## Objectif de la tâche
Reprenez le texte sur le modèle linguistique entraîné en arabe après sa dernière phrase et poursuivez-le.

L’ensemble de données final comprend 29 % d’arabe, 59 % d’anglais et 12 % de code.
Un tokenizer spécifique
Les chercheurs ne se sont pas contentés d’utiliser un ensemble de données spécial. Ils ont également employé plusieurs techniques spécifiques pour représenter le vocabulaire arabe.
Les chercheurs ont pour ce faire construit leur propre « tokenizer ». Le tokenizer habituel utilisé par des programmes tels que GPT-3 « est principalement formé sur des corpus anglais », écrivent les chercheurs. De sorte que les mots arabes courants « sont sur-segmentés en caractères individuels […], ce qui diminue les performances du modèle et augmente le coût de calcul ».
Les chercheurs ont également utilisé un algorithme d' »intégration », ALiBi, développé l’année dernière par l’Allen Institute et Meta. Cet algorithme est beaucoup plus performant pour traiter les contextes très longs, c’est-à-dire les entrées d’un modèle linguistique tapées à l’invite ou rappelées de la mémoire.

## Lignes fournies
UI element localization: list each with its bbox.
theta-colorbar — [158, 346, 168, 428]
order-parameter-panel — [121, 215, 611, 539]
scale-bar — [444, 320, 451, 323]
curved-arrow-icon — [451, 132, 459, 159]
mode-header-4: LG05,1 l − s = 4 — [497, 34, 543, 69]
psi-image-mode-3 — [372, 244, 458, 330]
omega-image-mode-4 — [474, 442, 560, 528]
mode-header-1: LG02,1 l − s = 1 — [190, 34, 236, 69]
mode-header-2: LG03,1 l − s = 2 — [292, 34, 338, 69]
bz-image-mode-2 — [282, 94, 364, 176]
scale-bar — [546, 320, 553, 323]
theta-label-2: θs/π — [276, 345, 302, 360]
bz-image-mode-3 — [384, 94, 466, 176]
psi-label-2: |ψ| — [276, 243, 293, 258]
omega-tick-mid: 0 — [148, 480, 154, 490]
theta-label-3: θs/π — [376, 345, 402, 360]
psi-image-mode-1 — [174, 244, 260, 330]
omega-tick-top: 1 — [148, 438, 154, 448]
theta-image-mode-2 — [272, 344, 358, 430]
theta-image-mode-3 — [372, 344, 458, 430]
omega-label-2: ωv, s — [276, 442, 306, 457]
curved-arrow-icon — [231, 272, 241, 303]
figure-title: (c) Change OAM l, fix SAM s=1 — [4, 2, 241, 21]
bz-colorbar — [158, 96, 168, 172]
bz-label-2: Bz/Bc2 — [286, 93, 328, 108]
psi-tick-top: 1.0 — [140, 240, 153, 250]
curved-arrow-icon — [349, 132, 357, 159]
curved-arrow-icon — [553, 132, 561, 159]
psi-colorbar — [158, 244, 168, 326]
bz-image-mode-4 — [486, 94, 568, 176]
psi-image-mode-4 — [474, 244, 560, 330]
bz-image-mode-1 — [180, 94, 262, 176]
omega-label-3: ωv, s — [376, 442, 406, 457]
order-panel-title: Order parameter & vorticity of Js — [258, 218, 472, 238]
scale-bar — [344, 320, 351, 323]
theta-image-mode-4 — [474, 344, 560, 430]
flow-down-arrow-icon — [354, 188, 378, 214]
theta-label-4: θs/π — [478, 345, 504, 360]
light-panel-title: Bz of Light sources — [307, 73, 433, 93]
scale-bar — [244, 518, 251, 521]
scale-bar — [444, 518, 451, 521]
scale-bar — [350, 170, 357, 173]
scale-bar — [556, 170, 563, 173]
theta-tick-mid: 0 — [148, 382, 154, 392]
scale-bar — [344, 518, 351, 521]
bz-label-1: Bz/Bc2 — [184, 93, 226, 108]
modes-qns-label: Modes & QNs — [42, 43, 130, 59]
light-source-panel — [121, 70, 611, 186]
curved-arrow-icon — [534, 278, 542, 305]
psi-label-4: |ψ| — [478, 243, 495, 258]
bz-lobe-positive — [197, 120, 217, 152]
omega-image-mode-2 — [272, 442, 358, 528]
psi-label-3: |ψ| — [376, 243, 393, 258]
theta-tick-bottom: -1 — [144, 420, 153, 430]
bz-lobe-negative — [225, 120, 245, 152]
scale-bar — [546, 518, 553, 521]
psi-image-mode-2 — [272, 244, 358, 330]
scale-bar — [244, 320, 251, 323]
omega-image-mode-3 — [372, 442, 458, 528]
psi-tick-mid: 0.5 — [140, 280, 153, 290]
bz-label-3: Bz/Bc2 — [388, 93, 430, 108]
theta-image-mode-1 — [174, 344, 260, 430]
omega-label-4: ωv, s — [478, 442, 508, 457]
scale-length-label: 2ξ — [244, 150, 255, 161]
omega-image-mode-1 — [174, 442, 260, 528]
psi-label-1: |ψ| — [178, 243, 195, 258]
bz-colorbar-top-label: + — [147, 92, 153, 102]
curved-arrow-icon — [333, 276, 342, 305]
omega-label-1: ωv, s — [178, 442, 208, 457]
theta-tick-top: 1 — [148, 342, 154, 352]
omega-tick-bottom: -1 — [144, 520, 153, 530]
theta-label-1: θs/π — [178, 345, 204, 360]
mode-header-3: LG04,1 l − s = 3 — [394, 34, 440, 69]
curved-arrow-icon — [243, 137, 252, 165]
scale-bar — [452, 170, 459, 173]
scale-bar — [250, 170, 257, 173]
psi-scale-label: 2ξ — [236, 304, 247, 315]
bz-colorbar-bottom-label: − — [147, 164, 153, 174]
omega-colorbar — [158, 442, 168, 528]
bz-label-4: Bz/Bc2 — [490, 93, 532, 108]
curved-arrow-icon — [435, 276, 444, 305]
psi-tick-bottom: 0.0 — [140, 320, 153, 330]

## Réponse proposée
Le code de Jais est publié sous licence Apache 2.0 et est disponible sur Hugging Face
« Nous cherchions à saisir les nuances linguistiques de l’arabe et les références culturelles », explique M. Feldman, qui a beaucoup voyagé au Moyen-Orient. « Et ce n’est pas facile quand la majeure partie du modèle est en anglais ».
Grâce à ces modifications, le résultat est un modèle linguistique appelé Jais, et son application de chat, Jais-Chat, mesurant 13 milliards de « paramètres », les poids neuronaux qui forment les éléments actifs critiques du réseau neuronal. Jais est basé sur l’architecture GPT-3 conçue par OpenAI, une version dite « décodeur » du Transformer de Google datant de 2017.
Le code du programme Jais est publié sous la licence de code source Apache 2.0 et est disponible au téléchargement sur Hugging Face. Une démonstration de Jais peut être utilisée en s’inscrivant sur une liste d’attente. Les auteurs prévoient de rendre l’ensemble de données public « dans un avenir proche », selon M. Feldman.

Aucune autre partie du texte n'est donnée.